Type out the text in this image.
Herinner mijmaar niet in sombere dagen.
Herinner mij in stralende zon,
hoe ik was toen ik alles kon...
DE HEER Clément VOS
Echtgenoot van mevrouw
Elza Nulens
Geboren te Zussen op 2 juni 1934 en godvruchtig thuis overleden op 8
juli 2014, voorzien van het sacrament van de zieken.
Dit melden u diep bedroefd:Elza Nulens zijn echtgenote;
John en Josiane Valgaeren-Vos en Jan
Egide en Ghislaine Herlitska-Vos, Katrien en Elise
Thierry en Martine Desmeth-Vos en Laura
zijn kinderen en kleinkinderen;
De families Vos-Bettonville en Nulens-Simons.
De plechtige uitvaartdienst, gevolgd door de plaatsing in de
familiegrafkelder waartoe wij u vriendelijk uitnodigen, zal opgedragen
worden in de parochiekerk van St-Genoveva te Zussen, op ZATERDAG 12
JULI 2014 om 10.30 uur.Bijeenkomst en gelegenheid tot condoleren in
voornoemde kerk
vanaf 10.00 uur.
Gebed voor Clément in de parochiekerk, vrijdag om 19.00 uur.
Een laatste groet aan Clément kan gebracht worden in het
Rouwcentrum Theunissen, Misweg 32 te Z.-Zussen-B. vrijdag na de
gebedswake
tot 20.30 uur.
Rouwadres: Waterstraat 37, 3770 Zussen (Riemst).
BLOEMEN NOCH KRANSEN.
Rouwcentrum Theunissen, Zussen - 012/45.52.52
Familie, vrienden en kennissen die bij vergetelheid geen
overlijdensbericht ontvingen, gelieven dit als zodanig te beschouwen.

------------

* [EXERCISE DETAILS] Each line that holds the word "Theunissen" should be extracted from the records.

* [SOLUTION TO THIS TASK]
Rouwcentrum Theunissen, Misweg 32 te Z.-Zussen-B. vrijdag na de
Rouwcentrum Theunissen, Zussen - 012/45.52.52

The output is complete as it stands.